## [Work instructions]
From the line that includes "Transcribe the text in this document." to the last line of the data, quote each line precisely; both boundary lines belong in the answer.

## [Supplied data]
........

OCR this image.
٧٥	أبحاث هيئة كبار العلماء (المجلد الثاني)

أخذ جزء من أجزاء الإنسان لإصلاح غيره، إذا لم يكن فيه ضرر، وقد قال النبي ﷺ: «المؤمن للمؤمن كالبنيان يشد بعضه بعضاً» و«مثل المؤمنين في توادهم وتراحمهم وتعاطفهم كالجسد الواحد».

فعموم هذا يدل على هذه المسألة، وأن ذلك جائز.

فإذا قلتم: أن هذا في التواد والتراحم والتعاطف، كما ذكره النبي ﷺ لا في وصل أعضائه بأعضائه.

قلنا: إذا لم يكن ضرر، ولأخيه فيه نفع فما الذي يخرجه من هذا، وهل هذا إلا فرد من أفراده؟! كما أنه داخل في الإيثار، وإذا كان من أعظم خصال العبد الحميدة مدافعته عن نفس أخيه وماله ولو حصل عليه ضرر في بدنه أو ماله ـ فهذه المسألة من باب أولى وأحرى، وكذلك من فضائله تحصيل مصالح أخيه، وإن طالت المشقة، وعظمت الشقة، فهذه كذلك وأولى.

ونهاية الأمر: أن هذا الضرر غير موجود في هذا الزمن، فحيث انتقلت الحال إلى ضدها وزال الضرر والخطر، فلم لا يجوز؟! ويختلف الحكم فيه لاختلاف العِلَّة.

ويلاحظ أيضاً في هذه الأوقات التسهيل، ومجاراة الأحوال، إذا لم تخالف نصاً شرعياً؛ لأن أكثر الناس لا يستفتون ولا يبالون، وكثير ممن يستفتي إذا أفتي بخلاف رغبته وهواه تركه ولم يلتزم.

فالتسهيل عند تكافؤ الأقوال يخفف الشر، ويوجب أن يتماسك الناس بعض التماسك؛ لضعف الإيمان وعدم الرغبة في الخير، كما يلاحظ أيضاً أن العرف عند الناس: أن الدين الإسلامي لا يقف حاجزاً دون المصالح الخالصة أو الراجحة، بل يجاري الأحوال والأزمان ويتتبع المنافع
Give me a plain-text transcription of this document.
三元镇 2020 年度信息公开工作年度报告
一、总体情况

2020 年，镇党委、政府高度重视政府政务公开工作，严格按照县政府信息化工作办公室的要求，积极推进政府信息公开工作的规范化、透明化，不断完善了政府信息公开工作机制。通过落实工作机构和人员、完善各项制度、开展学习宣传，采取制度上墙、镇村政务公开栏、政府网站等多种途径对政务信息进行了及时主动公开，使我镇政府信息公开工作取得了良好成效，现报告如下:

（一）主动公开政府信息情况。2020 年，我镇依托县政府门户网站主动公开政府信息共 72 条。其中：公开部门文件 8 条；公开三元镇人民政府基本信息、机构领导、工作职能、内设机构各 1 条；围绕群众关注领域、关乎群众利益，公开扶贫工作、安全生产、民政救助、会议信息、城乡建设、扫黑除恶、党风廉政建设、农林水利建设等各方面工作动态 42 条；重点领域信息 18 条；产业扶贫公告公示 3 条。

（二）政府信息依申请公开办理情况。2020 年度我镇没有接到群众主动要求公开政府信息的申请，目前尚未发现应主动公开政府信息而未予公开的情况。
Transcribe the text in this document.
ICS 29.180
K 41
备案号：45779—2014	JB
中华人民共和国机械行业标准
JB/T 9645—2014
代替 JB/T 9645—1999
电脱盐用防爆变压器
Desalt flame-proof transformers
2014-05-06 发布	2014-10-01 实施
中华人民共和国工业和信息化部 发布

........

## [Answer for this exercise]
Transcribe the text in this document.
ICS 29.180
K 41
备案号：45779—2014	JB
中华人民共和国机械行业标准
JB/T 9645—2014
代替 JB/T 9645—1999
电脱盐用防爆变压器
Desalt flame-proof transformers
2014-05-06 发布	2014-10-01 实施
中华人民共和国工业和信息化部 发布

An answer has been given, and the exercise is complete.